** BEGIN **
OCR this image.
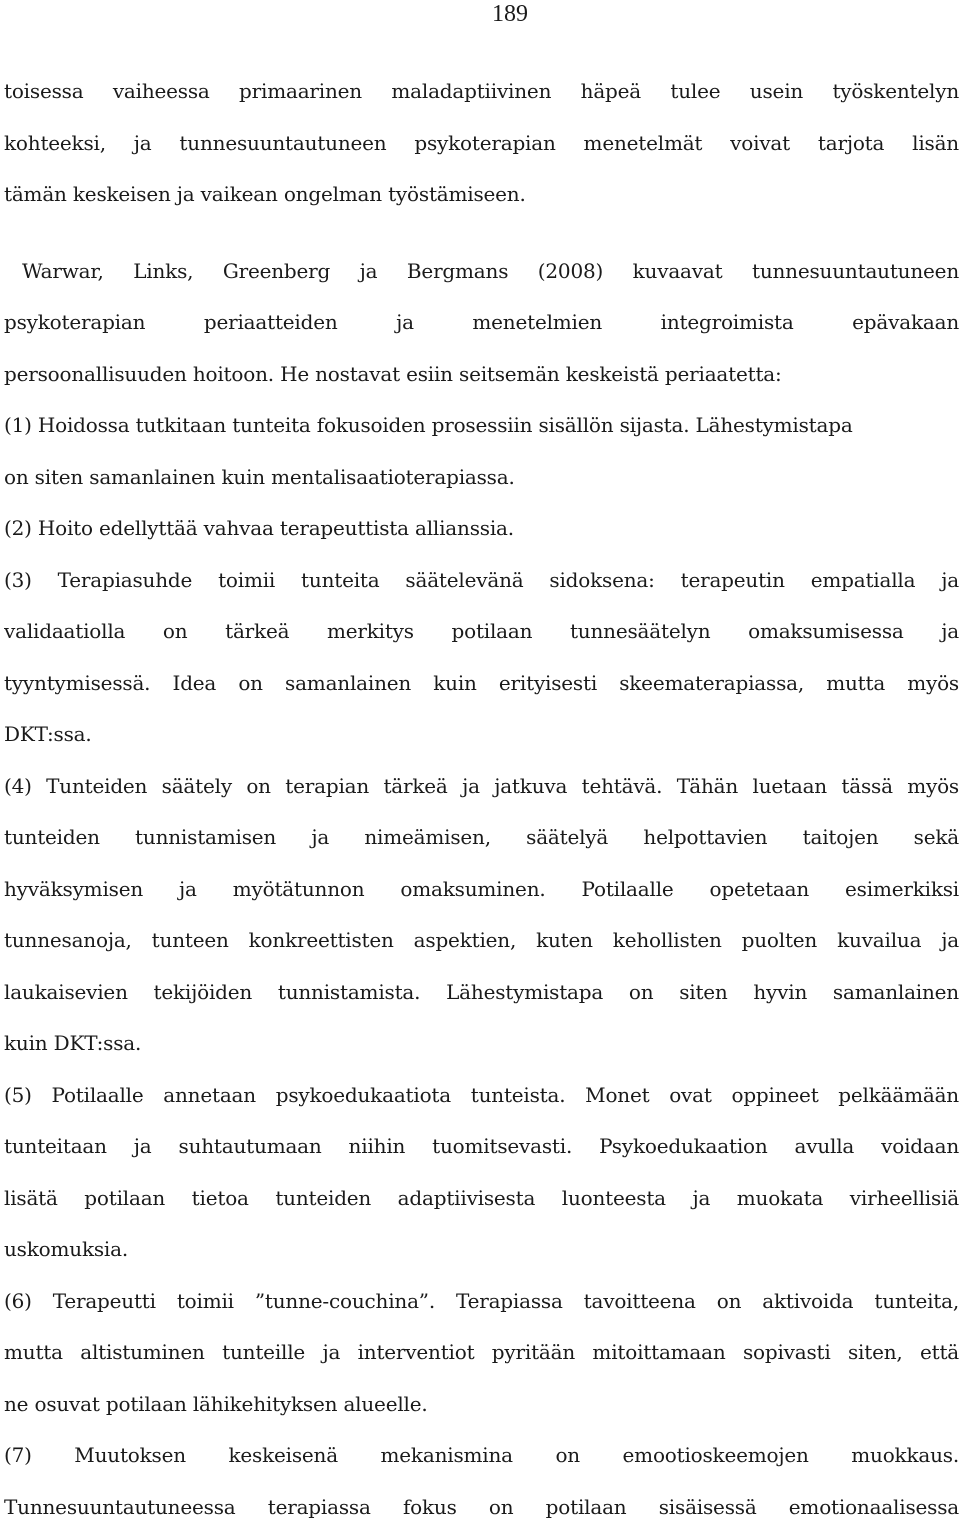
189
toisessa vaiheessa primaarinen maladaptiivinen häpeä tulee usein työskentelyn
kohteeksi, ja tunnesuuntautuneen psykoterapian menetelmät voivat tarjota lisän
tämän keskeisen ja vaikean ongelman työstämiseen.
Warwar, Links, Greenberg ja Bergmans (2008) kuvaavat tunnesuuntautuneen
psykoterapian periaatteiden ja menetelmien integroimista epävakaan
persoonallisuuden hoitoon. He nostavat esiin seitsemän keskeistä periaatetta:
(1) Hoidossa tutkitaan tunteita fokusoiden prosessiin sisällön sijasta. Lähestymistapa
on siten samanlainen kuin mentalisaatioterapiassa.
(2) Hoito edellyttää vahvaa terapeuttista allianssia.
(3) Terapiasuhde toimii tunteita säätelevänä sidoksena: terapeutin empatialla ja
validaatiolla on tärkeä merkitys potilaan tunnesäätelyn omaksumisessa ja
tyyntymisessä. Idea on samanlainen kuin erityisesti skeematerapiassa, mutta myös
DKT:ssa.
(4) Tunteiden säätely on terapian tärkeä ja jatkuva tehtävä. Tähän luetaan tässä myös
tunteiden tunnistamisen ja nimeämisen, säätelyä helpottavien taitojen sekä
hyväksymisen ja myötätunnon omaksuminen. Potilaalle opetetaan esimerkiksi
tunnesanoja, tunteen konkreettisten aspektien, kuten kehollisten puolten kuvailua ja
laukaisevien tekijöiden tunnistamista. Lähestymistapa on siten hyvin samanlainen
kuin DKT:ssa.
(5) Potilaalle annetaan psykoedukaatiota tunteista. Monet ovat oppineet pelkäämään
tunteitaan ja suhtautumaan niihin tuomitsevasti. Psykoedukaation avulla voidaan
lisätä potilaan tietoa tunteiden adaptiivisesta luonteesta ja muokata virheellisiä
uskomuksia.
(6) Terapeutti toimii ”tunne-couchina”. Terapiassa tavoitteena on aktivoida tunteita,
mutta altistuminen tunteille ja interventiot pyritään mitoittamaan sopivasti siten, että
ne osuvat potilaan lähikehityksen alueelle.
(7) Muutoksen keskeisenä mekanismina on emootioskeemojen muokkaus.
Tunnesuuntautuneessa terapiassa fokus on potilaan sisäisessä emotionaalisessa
** END **
> What to do:
Omit pictures; set down the rest of the material word for word.

> Task solution:
OCR this image.
189
toisessa vaiheessa primaarinen maladaptiivinen häpeä tulee usein työskentelyn
kohteeksi, ja tunnesuuntautuneen psykoterapian menetelmät voivat tarjota lisän
tämän keskeisen ja vaikean ongelman työstämiseen.
Warwar, Links, Greenberg ja Bergmans (2008) kuvaavat tunnesuuntautuneen
psykoterapian periaatteiden ja menetelmien integroimista epävakaan
persoonallisuuden hoitoon. He nostavat esiin seitsemän keskeistä periaatetta:
(1) Hoidossa tutkitaan tunteita fokusoiden prosessiin sisällön sijasta. Lähestymistapa
on siten samanlainen kuin mentalisaatioterapiassa.
(2) Hoito edellyttää vahvaa terapeuttista allianssia.
(3) Terapiasuhde toimii tunteita säätelevänä sidoksena: terapeutin empatialla ja
validaatiolla on tärkeä merkitys potilaan tunnesäätelyn omaksumisessa ja
tyyntymisessä. Idea on samanlainen kuin erityisesti skeematerapiassa, mutta myös
DKT:ssa.
(4) Tunteiden säätely on terapian tärkeä ja jatkuva tehtävä. Tähän luetaan tässä myös
tunteiden tunnistamisen ja nimeämisen, säätelyä helpottavien taitojen sekä
hyväksymisen ja myötätunnon omaksuminen. Potilaalle opetetaan esimerkiksi
tunnesanoja, tunteen konkreettisten aspektien, kuten kehollisten puolten kuvailua ja
laukaisevien tekijöiden tunnistamista. Lähestymistapa on siten hyvin samanlainen
kuin DKT:ssa.
(5) Potilaalle annetaan psykoedukaatiota tunteista. Monet ovat oppineet pelkäämään
tunteitaan ja suhtautumaan niihin tuomitsevasti. Psykoedukaation avulla voidaan
lisätä potilaan tietoa tunteiden adaptiivisesta luonteesta ja muokata virheellisiä
uskomuksia.
(6) Terapeutti toimii ”tunne-couchina”. Terapiassa tavoitteena on aktivoida tunteita,
mutta altistuminen tunteille ja interventiot pyritään mitoittamaan sopivasti siten, että
ne osuvat potilaan lähikehityksen alueelle.
(7) Muutoksen keskeisenä mekanismina on emootioskeemojen muokkaus.
Tunnesuuntautuneessa terapiassa fokus on potilaan sisäisessä emotionaalisessa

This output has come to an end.